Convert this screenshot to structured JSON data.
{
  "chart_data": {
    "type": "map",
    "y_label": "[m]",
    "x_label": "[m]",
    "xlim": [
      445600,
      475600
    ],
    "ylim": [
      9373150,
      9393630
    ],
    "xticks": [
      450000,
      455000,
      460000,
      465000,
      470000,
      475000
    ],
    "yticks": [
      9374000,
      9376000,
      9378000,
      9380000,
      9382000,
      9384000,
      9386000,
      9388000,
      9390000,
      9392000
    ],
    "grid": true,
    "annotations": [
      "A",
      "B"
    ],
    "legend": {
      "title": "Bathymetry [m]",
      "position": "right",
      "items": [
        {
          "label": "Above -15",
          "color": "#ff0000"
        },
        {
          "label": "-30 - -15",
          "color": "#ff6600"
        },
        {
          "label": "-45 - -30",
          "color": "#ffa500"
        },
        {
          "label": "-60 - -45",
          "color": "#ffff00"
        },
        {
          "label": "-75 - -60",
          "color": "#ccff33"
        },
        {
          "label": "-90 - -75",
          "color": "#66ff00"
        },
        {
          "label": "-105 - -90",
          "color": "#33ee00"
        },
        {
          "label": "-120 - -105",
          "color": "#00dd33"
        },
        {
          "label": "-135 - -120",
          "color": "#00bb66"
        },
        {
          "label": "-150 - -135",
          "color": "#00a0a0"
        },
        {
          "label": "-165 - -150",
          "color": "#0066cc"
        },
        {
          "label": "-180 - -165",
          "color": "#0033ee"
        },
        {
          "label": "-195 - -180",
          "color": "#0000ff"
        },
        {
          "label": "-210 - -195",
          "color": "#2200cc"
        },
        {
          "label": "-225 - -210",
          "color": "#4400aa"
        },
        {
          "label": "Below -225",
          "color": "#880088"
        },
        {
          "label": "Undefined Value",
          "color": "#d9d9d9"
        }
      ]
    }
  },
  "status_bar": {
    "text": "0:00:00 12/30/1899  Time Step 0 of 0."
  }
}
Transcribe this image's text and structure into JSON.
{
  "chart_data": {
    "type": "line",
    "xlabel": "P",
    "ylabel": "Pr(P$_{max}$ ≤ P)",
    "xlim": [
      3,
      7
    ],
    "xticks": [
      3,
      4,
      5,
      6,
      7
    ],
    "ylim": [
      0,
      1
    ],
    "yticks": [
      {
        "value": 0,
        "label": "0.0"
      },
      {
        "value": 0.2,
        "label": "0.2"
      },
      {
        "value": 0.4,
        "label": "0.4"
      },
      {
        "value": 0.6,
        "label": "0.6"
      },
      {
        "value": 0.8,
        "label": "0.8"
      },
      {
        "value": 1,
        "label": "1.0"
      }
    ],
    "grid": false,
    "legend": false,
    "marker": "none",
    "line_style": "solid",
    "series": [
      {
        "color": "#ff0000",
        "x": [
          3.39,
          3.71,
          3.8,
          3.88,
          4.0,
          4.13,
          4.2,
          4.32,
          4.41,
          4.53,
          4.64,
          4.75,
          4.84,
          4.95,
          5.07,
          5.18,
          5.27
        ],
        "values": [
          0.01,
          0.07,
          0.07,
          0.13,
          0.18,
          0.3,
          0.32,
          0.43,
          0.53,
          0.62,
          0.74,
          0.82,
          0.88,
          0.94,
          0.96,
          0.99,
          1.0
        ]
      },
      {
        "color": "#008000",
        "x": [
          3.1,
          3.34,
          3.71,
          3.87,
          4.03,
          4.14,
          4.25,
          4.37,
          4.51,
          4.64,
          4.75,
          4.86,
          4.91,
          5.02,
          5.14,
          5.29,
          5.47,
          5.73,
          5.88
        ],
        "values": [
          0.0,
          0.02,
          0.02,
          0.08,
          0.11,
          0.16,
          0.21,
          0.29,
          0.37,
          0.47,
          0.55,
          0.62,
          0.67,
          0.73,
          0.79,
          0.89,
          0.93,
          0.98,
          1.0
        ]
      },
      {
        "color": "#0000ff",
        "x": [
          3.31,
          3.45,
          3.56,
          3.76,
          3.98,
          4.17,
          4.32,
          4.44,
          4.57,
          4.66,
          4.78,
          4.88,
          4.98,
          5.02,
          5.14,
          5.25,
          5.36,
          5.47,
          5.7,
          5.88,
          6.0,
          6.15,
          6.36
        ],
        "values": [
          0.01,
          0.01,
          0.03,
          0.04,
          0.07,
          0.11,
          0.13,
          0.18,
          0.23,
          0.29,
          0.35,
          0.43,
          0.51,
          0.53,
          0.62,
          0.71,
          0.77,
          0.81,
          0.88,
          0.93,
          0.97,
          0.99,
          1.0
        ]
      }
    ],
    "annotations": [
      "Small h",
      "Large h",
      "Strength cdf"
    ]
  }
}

What the task requires: Copy every line of the records word for word.

Exercise response:
Convert this screenshot to structured JSON data.
{
  "chart_data": {
    "type": "map",
    "y_label": "[m]",
    "x_label": "[m]",
    "xlim": [
      445600,
      475600
    ],
    "ylim": [
      9373150,
      9393630
    ],
    "xticks": [
      450000,
      455000,
      460000,
      465000,
      470000,
      475000
    ],
    "yticks": [
      9374000,
      9376000,
      9378000,
      9380000,
      9382000,
      9384000,
      9386000,
      9388000,
      9390000,
      9392000
    ],
    "grid": true,
    "annotations": [
      "A",
      "B"
    ],
    "legend": {
      "title": "Bathymetry [m]",
      "position": "right",
      "items": [
        {
          "label": "Above -15",
          "color": "#ff0000"
        },
        {
          "label": "-30 - -15",
          "color": "#ff6600"
        },
        {
          "label": "-45 - -30",
          "color": "#ffa500"
        },
        {
          "label": "-60 - -45",
          "color": "#ffff00"
        },
        {
          "label": "-75 - -60",
          "color": "#ccff33"
        },
        {
          "label": "-90 - -75",
          "color": "#66ff00"
        },
        {
          "label": "-105 - -90",
          "color": "#33ee00"
        },
        {
          "label": "-120 - -105",
          "color": "#00dd33"
        },
        {
          "label": "-135 - -120",
          "color": "#00bb66"
        },
        {
          "label": "-150 - -135",
          "color": "#00a0a0"
        },
        {
          "label": "-165 - -150",
          "color": "#0066cc"
        },
        {
          "label": "-180 - -165",
          "color": "#0033ee"
        },
        {
          "label": "-195 - -180",
          "color": "#0000ff"
        },
        {
          "label": "-210 - -195",
          "color": "#2200cc"
        },
        {
          "label": "-225 - -210",
          "color": "#4400aa"
        },
        {
          "label": "Below -225",
          "color": "#880088"
        },
        {
          "label": "Undefined Value",
          "color": "#d9d9d9"
        }
      ]
    }
  },
  "status_bar": {
    "text": "0:00:00 12/30/1899  Time Step 0 of 0."
  }
}
Transcribe this image's text and structure into JSON.
{
  "chart_data": {
    "type": "line",
    "xlabel": "P",
    "ylabel": "Pr(P$_{max}$ ≤ P)",
    "xlim": [
      3,
      7
    ],
    "xticks": [
      3,
      4,
      5,
      6,
      7
    ],
    "ylim": [
      0,
      1
    ],
    "yticks": [
      {
        "value": 0,
        "label": "0.0"
      },
      {
        "value": 0.2,
        "label": "0.2"
      },
      {
        "value": 0.4,
        "label": "0.4"
      },
      {
        "value": 0.6,
        "label": "0.6"
      },
      {
        "value": 0.8,
        "label": "0.8"
      },
      {
        "value": 1,
        "label": "1.0"
      }
    ],
    "grid": false,
    "legend": false,
    "marker": "none",
    "line_style": "solid",
    "series": [
      {
        "color": "#ff0000",
        "x": [
          3.39,
          3.71,
          3.8,
          3.88,
          4.0,
          4.13,
          4.2,
          4.32,
          4.41,
          4.53,
          4.64,
          4.75,
          4.84,
          4.95,
          5.07,
          5.18,
          5.27
        ],
        "values": [
          0.01,
          0.07,
          0.07,
          0.13,
          0.18,
          0.3,
          0.32,
          0.43,
          0.53,
          0.62,
          0.74,
          0.82,
          0.88,
          0.94,
          0.96,
          0.99,
          1.0
        ]
      },
      {
        "color": "#008000",
        "x": [
          3.1,
          3.34,
          3.71,
          3.87,
          4.03,
          4.14,
          4.25,
          4.37,
          4.51,
          4.64,
          4.75,
          4.86,
          4.91,
          5.02,
          5.14,
          5.29,
          5.47,
          5.73,
          5.88
        ],
        "values": [
          0.0,
          0.02,
          0.02,
          0.08,
          0.11,
          0.16,
          0.21,
          0.29,
          0.37,
          0.47,
          0.55,
          0.62,
          0.67,
          0.73,
          0.79,
          0.89,
          0.93,
          0.98,
          1.0
        ]
      },
      {
        "color": "#0000ff",
        "x": [
          3.31,
          3.45,
          3.56,
          3.76,
          3.98,
          4.17,
          4.32,
          4.44,
          4.57,
          4.66,
          4.78,
          4.88,
          4.98,
          5.02,
          5.14,
          5.25,
          5.36,
          5.47,
          5.7,
          5.88,
          6.0,
          6.15,
          6.36
        ],
        "values": [
          0.01,
          0.01,
          0.03,
          0.04,
          0.07,
          0.11,
          0.13,
          0.18,
          0.23,
          0.29,
          0.35,
          0.43,
          0.51,
          0.53,
          0.62,
          0.71,
          0.77,
          0.81,
          0.88,
          0.93,
          0.97,
          0.99,
          1.0
        ]
      }
    ],
    "annotations": [
      "Small h",
      "Large h",
      "Strength cdf"
    ]
  }
}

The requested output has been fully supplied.